» **Text section**
** begin **

As the C and Ku bands begin to become congested, significant interest has been generated in Ka band (30/20 GHz) for commercial satellite communications applications. Early research was conducted from the 1970s with satellites from Japan, US, Italy and the European Space Agency (ESA), followed most recently by NASA’s Advanced Communications Technology Satellite (ACTS) in 1993. While development of Ka-band satellites have been slow with only several in orbit in 2003 (Optus C1 was launched in June 2003), several hundred applications have been filed with ITU for Ka-band satellites. Iridium uses Ka-band frequencies for inter-satellite links as well as for links to Earth station gateways. The principal interest in the band is for the delivery of interactive multimedia services.
     Ka-band systems have a number of advantages. Perhaps the most significant is the increased bandwidth, in a band that does not have to be shared with terrestrial systems; Ka band offers 2-3 GHz of bandwidth, approximately twice that available in Ku band and some five times more than C band. Ka-band components are much smaller due to the smaller wavelength allowing more devices and smaller antennas on the same-sized platform. Footprints for Ka-band spot beams can also be made smaller, often from the same antenna, facilitating frequency re-use.

** end **

» **Things to do**
1) Summarize the Ka-band text in two sentences.
2) Please extract the portion of the Ka-band text starting at "As the C and" and ending at "interactive multimedia services.".
The data that follows can be left aside.

» **Material**

** begin **

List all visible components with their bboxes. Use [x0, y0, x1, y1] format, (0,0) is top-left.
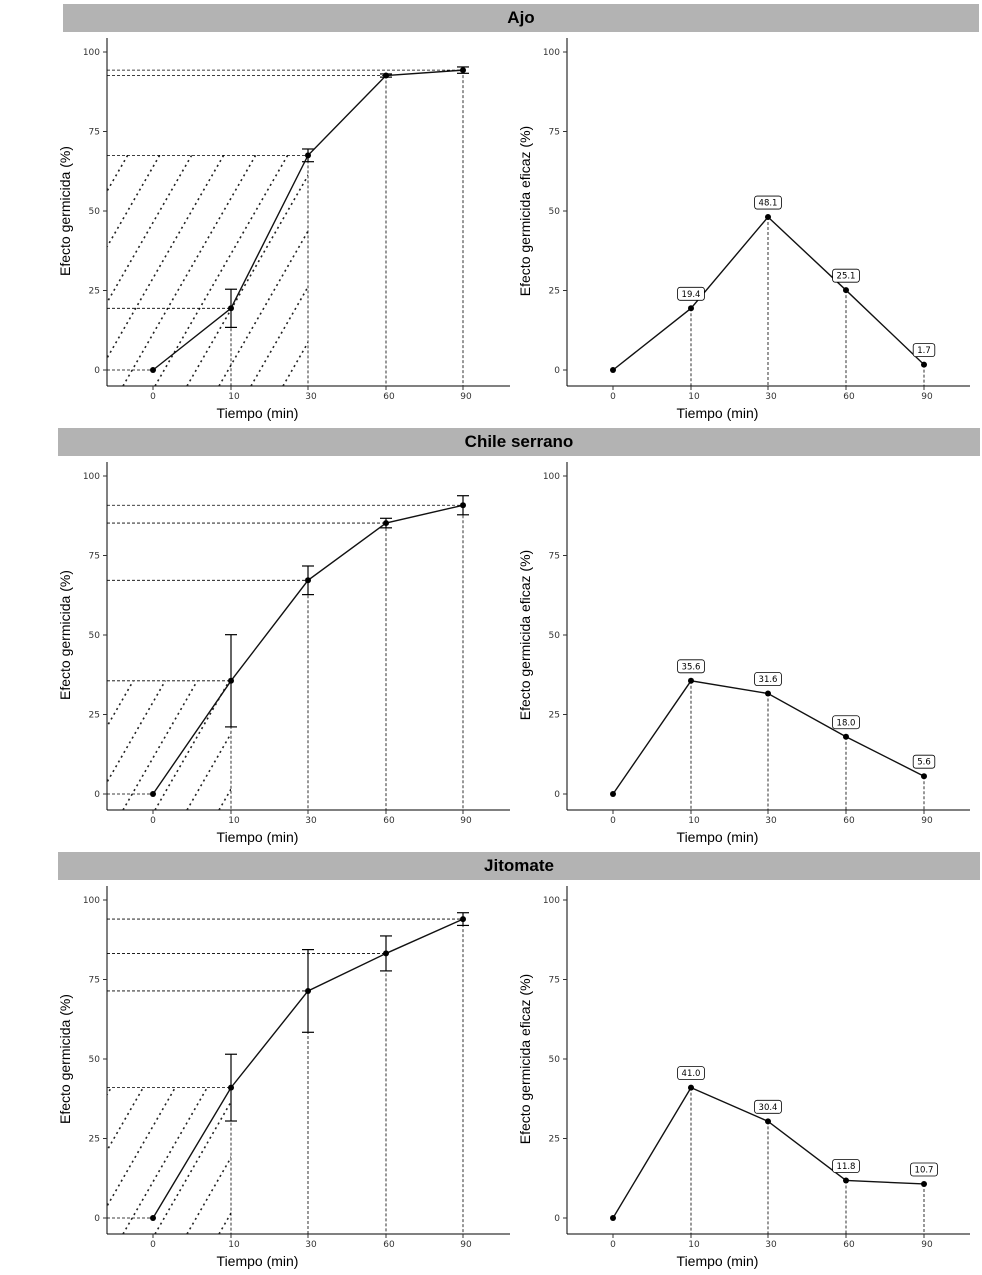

** end **

» **Solutions per task**
1) With the C and Ku bands becoming congested, Ka band (30/20 GHz) has attracted significant interest for commercial satellite communications, mainly for interactive multimedia services, and although only several Ka-band satellites were in orbit in 2003, several hundred applications have been filed with ITU. Its advantages include 2-3 GHz of bandwidth in a band not shared with terrestrial systems, smaller components and antennas owing to the smaller wavelength, and smaller spot-beam footprints that facilitate frequency re-use.

2)
As the C and Ku bands begin to become congested, significant interest has been generated in Ka band (30/20 GHz) for commercial satellite communications applications. Early research was conducted from the 1970s with satellites from Japan, US, Italy and the European Space Agency (ESA), followed most recently by NASA’s Advanced Communications Technology Satellite (ACTS) in 1993. While development of Ka-band satellites have been slow with only several in orbit in 2003 (Optus C1 was launched in June 2003), several hundred applications have been filed with ITU for Ka-band satellites. Iridium uses Ka-band frequencies for inter-satellite links as well as for links to Earth station gateways. The principal interest in the band is for the delivery of interactive multimedia services.